### LISTED ENTRIES
═══

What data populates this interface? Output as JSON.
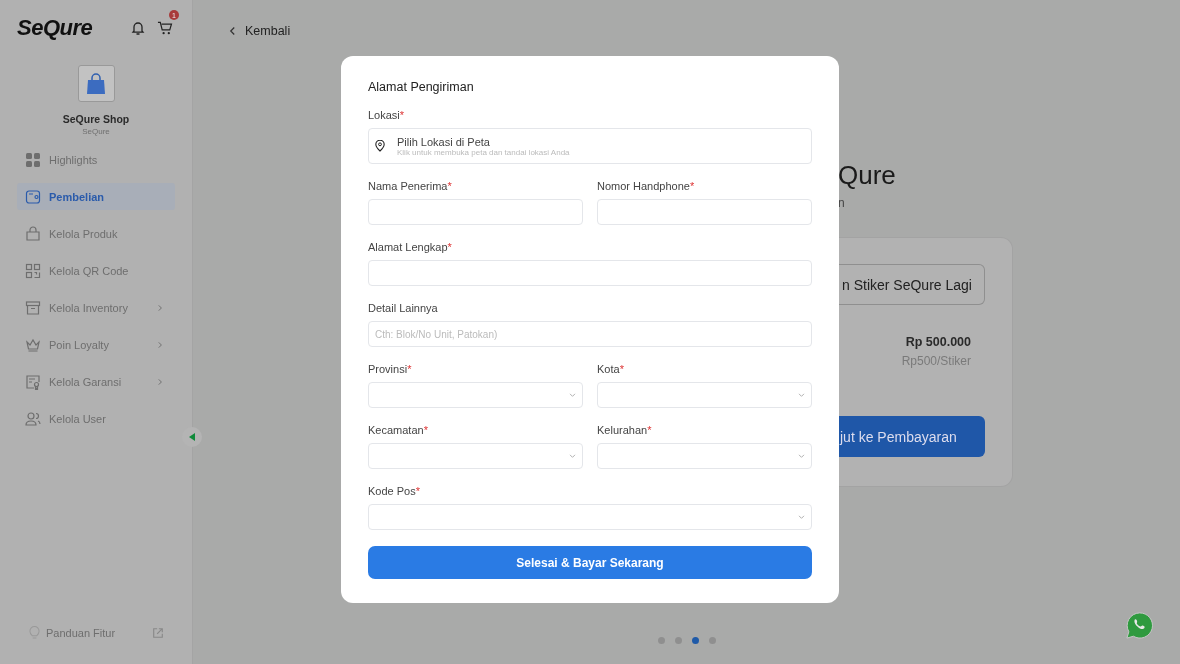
{
  "sidebar": {
    "logo": "SeQure",
    "cart_badge": "1",
    "shop_name": "SeQure Shop",
    "shop_subtitle": "SeQure",
    "items": [
      {
        "label": "Highlights",
        "selected": false,
        "expandable": false
      },
      {
        "label": "Pembelian",
        "selected": true,
        "expandable": false
      },
      {
        "label": "Kelola Produk",
        "selected": false,
        "expandable": false
      },
      {
        "label": "Kelola QR Code",
        "selected": false,
        "expandable": false
      },
      {
        "label": "Kelola Inventory",
        "selected": false,
        "expandable": true
      },
      {
        "label": "Poin Loyalty",
        "selected": false,
        "expandable": true
      },
      {
        "label": "Kelola Garansi",
        "selected": false,
        "expandable": true
      },
      {
        "label": "Kelola User",
        "selected": false,
        "expandable": false
      }
    ],
    "footer": "Panduan Fitur"
  },
  "back_link": "Kembali",
  "background": {
    "title": "Qure",
    "subtitle": "n",
    "outline_button": "n Stiker SeQure Lagi",
    "price": "Rp 500.000",
    "unit_price": "Rp500/Stiker",
    "primary_button": "jut ke Pembayaran"
  },
  "pager": [
    {
      "selected": false
    },
    {
      "selected": false
    },
    {
      "selected": true
    },
    {
      "selected": false
    }
  ],
  "modal": {
    "title": "Alamat Pengiriman",
    "location": {
      "label": "Lokasi",
      "required_mark": "*",
      "title": "Pilih Lokasi di Peta",
      "hint": "Klik untuk membuka peta dan tandai lokasi Anda"
    },
    "rows": [
      [
        {
          "label": "Nama Penerima",
          "required_mark": "*",
          "kind": "text"
        },
        {
          "label": "Nomor Handphone",
          "required_mark": "*",
          "kind": "text"
        }
      ],
      [
        {
          "label": "Alamat Lengkap",
          "required_mark": "*",
          "kind": "text"
        }
      ],
      [
        {
          "label": "Detail Lainnya",
          "kind": "text",
          "placeholder": "Cth: Blok/No Unit, Patokan)"
        }
      ],
      [
        {
          "label": "Provinsi",
          "required_mark": "*",
          "kind": "select"
        },
        {
          "label": "Kota",
          "required_mark": "*",
          "kind": "select"
        }
      ],
      [
        {
          "label": "Kecamatan",
          "required_mark": "*",
          "kind": "select"
        },
        {
          "label": "Kelurahan",
          "required_mark": "*",
          "kind": "select"
        }
      ],
      [
        {
          "label": "Kode Pos",
          "required_mark": "*",
          "kind": "select"
        }
      ]
    ],
    "submit": "Selesai & Bayar Sekarang"
  }
}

═══

### GOAL
Show each line of the data that contains the string "SeQure".

### SOLVED EXERCISE
    "logo": "SeQure",
    "shop_name": "SeQure Shop",
    "shop_subtitle": "SeQure",
    "outline_button": "n Stiker SeQure Lagi",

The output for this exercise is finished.